• Exercise:
Pull every line with "cocktail" from the data below and copy it.

Stored items
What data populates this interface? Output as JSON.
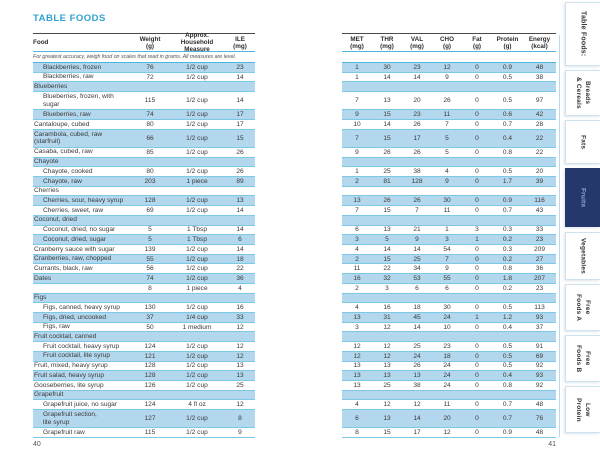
{
  "page_left": {
    "title": "TABLE FOODS",
    "note": "For greatest accuracy, weigh food on scales that read in grams. All measures are level.",
    "page_number": "40",
    "columns": [
      {
        "label": "Food",
        "unit": ""
      },
      {
        "label": "Weight",
        "unit": "(g)"
      },
      {
        "label": "Approx. Household",
        "unit": "Measure"
      },
      {
        "label": "ILE",
        "unit": "(mg)"
      }
    ]
  },
  "page_right": {
    "page_number": "41",
    "columns": [
      {
        "label": "MET",
        "unit": "(mg)"
      },
      {
        "label": "THR",
        "unit": "(mg)"
      },
      {
        "label": "VAL",
        "unit": "(mg)"
      },
      {
        "label": "CHO",
        "unit": "(g)"
      },
      {
        "label": "Fat",
        "unit": "(g)"
      },
      {
        "label": "Protein",
        "unit": "(g)"
      },
      {
        "label": "Energy",
        "unit": "(kcal)"
      }
    ]
  },
  "rows": [
    {
      "food": "Blackberries, frozen",
      "indent": true,
      "weight": "76",
      "measure": "1/2 cup",
      "ile": "23",
      "met": "1",
      "thr": "30",
      "val": "23",
      "cho": "12",
      "fat": "0",
      "protein": "0.9",
      "energy": "48"
    },
    {
      "food": "Blackberries, raw",
      "indent": true,
      "weight": "72",
      "measure": "1/2 cup",
      "ile": "14",
      "met": "1",
      "thr": "14",
      "val": "14",
      "cho": "9",
      "fat": "0",
      "protein": "0.5",
      "energy": "38"
    },
    {
      "food": "Blueberries",
      "cat": true
    },
    {
      "food": "Blueberries, frozen, with",
      "food2": "sugar",
      "indent": true,
      "tall": true,
      "weight": "115",
      "measure": "1/2 cup",
      "ile": "14",
      "met": "7",
      "thr": "13",
      "val": "20",
      "cho": "26",
      "fat": "0",
      "protein": "0.5",
      "energy": "97"
    },
    {
      "food": "Blueberries, raw",
      "indent": true,
      "weight": "74",
      "measure": "1/2 cup",
      "ile": "17",
      "met": "9",
      "thr": "15",
      "val": "23",
      "cho": "11",
      "fat": "0",
      "protein": "0.6",
      "energy": "42"
    },
    {
      "food": "Cantaloupe, cubed",
      "weight": "80",
      "measure": "1/2 cup",
      "ile": "17",
      "met": "10",
      "thr": "14",
      "val": "26",
      "cho": "7",
      "fat": "0",
      "protein": "0.7",
      "energy": "28"
    },
    {
      "food": "Carambola, cubed, raw",
      "food2": "(starfruit)",
      "tall": true,
      "weight": "66",
      "measure": "1/2 cup",
      "ile": "15",
      "met": "7",
      "thr": "15",
      "val": "17",
      "cho": "5",
      "fat": "0",
      "protein": "0.4",
      "energy": "22"
    },
    {
      "food": "Casaba, cubed, raw",
      "weight": "85",
      "measure": "1/2 cup",
      "ile": "26",
      "met": "9",
      "thr": "26",
      "val": "26",
      "cho": "5",
      "fat": "0",
      "protein": "0.8",
      "energy": "22"
    },
    {
      "food": "Chayote",
      "cat": true
    },
    {
      "food": "Chayote, cooked",
      "indent": true,
      "weight": "80",
      "measure": "1/2 cup",
      "ile": "26",
      "met": "1",
      "thr": "25",
      "val": "38",
      "cho": "4",
      "fat": "0",
      "protein": "0.5",
      "energy": "20"
    },
    {
      "food": "Chayote, raw",
      "indent": true,
      "weight": "203",
      "measure": "1 piece",
      "ile": "89",
      "met": "2",
      "thr": "81",
      "val": "128",
      "cho": "9",
      "fat": "0",
      "protein": "1.7",
      "energy": "39"
    },
    {
      "food": "Cherries",
      "cat": true
    },
    {
      "food": "Cherries, sour, heavy syrup",
      "indent": true,
      "weight": "128",
      "measure": "1/2 cup",
      "ile": "13",
      "met": "13",
      "thr": "26",
      "val": "26",
      "cho": "30",
      "fat": "0",
      "protein": "0.9",
      "energy": "116"
    },
    {
      "food": "Cherries, sweet, raw",
      "indent": true,
      "weight": "69",
      "measure": "1/2 cup",
      "ile": "14",
      "met": "7",
      "thr": "15",
      "val": "7",
      "cho": "11",
      "fat": "0",
      "protein": "0.7",
      "energy": "43"
    },
    {
      "food": "Coconut, dried",
      "cat": true
    },
    {
      "food": "Coconut, dried, no sugar",
      "indent": true,
      "weight": "5",
      "measure": "1 Tbsp",
      "ile": "14",
      "met": "6",
      "thr": "13",
      "val": "21",
      "cho": "1",
      "fat": "3",
      "protein": "0.3",
      "energy": "33"
    },
    {
      "food": "Coconut, dried, sugar",
      "indent": true,
      "weight": "5",
      "measure": "1 Tbsp",
      "ile": "6",
      "met": "3",
      "thr": "5",
      "val": "9",
      "cho": "3",
      "fat": "1",
      "protein": "0.2",
      "energy": "23"
    },
    {
      "food": "Cranberry sauce with sugar",
      "weight": "139",
      "measure": "1/2 cup",
      "ile": "14",
      "met": "4",
      "thr": "14",
      "val": "14",
      "cho": "54",
      "fat": "0",
      "protein": "0.3",
      "energy": "209"
    },
    {
      "food": "Cranberries, raw, chopped",
      "weight": "55",
      "measure": "1/2 cup",
      "ile": "18",
      "met": "2",
      "thr": "15",
      "val": "25",
      "cho": "7",
      "fat": "0",
      "protein": "0.2",
      "energy": "27"
    },
    {
      "food": "Currants, black, raw",
      "weight": "56",
      "measure": "1/2 cup",
      "ile": "22",
      "met": "11",
      "thr": "22",
      "val": "34",
      "cho": "9",
      "fat": "0",
      "protein": "0.8",
      "energy": "36"
    },
    {
      "food": "Dates",
      "weight": "74",
      "measure": "1/2 cup",
      "ile": "36",
      "met": "16",
      "thr": "32",
      "val": "53",
      "cho": "55",
      "fat": "0",
      "protein": "1.8",
      "energy": "207"
    },
    {
      "food": "",
      "weight": "8",
      "measure": "1 piece",
      "ile": "4",
      "met": "2",
      "thr": "3",
      "val": "6",
      "cho": "6",
      "fat": "0",
      "protein": "0.2",
      "energy": "23"
    },
    {
      "food": "Figs",
      "cat": true
    },
    {
      "food": "Figs, canned, heavy syrup",
      "indent": true,
      "weight": "130",
      "measure": "1/2 cup",
      "ile": "16",
      "met": "4",
      "thr": "16",
      "val": "18",
      "cho": "30",
      "fat": "0",
      "protein": "0.5",
      "energy": "113"
    },
    {
      "food": "Figs, dried, uncooked",
      "indent": true,
      "weight": "37",
      "measure": "1/4 cup",
      "ile": "33",
      "met": "13",
      "thr": "31",
      "val": "45",
      "cho": "24",
      "fat": "1",
      "protein": "1.2",
      "energy": "93"
    },
    {
      "food": "Figs, raw",
      "indent": true,
      "weight": "50",
      "measure": "1 medium",
      "ile": "12",
      "met": "3",
      "thr": "12",
      "val": "14",
      "cho": "10",
      "fat": "0",
      "protein": "0.4",
      "energy": "37"
    },
    {
      "food": "Fruit cocktail, canned",
      "cat": true
    },
    {
      "food": "Fruit cocktail, heavy syrup",
      "indent": true,
      "weight": "124",
      "measure": "1/2 cup",
      "ile": "12",
      "met": "12",
      "thr": "12",
      "val": "25",
      "cho": "23",
      "fat": "0",
      "protein": "0.5",
      "energy": "91"
    },
    {
      "food": "Fruit cocktail, lite syrup",
      "indent": true,
      "weight": "121",
      "measure": "1/2 cup",
      "ile": "12",
      "met": "12",
      "thr": "12",
      "val": "24",
      "cho": "18",
      "fat": "0",
      "protein": "0.5",
      "energy": "69"
    },
    {
      "food": "Fruit, mixed, heavy syrup",
      "weight": "128",
      "measure": "1/2 cup",
      "ile": "13",
      "met": "13",
      "thr": "13",
      "val": "26",
      "cho": "24",
      "fat": "0",
      "protein": "0.5",
      "energy": "92"
    },
    {
      "food": "Fruit salad, heavy syrup",
      "weight": "128",
      "measure": "1/2 cup",
      "ile": "13",
      "met": "13",
      "thr": "13",
      "val": "13",
      "cho": "24",
      "fat": "0",
      "protein": "0.4",
      "energy": "93"
    },
    {
      "food": "Gooseberries, lite syrup",
      "weight": "126",
      "measure": "1/2 cup",
      "ile": "25",
      "met": "13",
      "thr": "25",
      "val": "38",
      "cho": "24",
      "fat": "0",
      "protein": "0.8",
      "energy": "92"
    },
    {
      "food": "Grapefruit",
      "cat": true
    },
    {
      "food": "Grapefruit juice, no sugar",
      "indent": true,
      "weight": "124",
      "measure": "4 fl oz",
      "ile": "12",
      "met": "4",
      "thr": "12",
      "val": "12",
      "cho": "11",
      "fat": "0",
      "protein": "0.7",
      "energy": "48"
    },
    {
      "food": "Grapefruit section,",
      "food2": "lite syrup",
      "indent": true,
      "tall": true,
      "weight": "127",
      "measure": "1/2 cup",
      "ile": "8",
      "met": "6",
      "thr": "13",
      "val": "14",
      "cho": "20",
      "fat": "0",
      "protein": "0.7",
      "energy": "76"
    },
    {
      "food": "Grapefruit raw",
      "indent": true,
      "weight": "115",
      "measure": "1/2 cup",
      "ile": "9",
      "met": "8",
      "thr": "15",
      "val": "17",
      "cho": "12",
      "fat": "0",
      "protein": "0.9",
      "energy": "48"
    }
  ],
  "sidebar": {
    "tabs": [
      {
        "label": "Table Foods:",
        "lines": [
          "Table Foods:"
        ],
        "active": false
      },
      {
        "label": "Breads & Cereals",
        "lines": [
          "Breads",
          "& Cereals"
        ],
        "active": false
      },
      {
        "label": "Fats",
        "lines": [
          "Fats"
        ],
        "active": false
      },
      {
        "label": "Fruits",
        "lines": [
          "Fruits"
        ],
        "active": true
      },
      {
        "label": "Vegetables",
        "lines": [
          "Vegetables"
        ],
        "active": false
      },
      {
        "label": "Free Foods A",
        "lines": [
          "Free",
          "Foods A"
        ],
        "active": false
      },
      {
        "label": "Free Foods B",
        "lines": [
          "Free",
          "Foods B"
        ],
        "active": false
      },
      {
        "label": "Low Protein",
        "lines": [
          "Low",
          "Protein"
        ],
        "active": false
      }
    ]
  },
  "colors": {
    "accent_teal": "#2ea3d0",
    "table_line_teal": "#4fb3dc",
    "table_line_light": "#7cc8e6",
    "row_highlight_blue": "#b3d7ed",
    "header_rule_dark": "#4a4a4a",
    "active_tab_navy": "#25386b",
    "active_tab_text": "#98acd2",
    "body_text": "#3a3a3a"
  }
}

• Result for this task:
      "food": "Fruit cocktail, canned",
      "food": "Fruit cocktail, heavy syrup",
      "food": "Fruit cocktail, lite syrup",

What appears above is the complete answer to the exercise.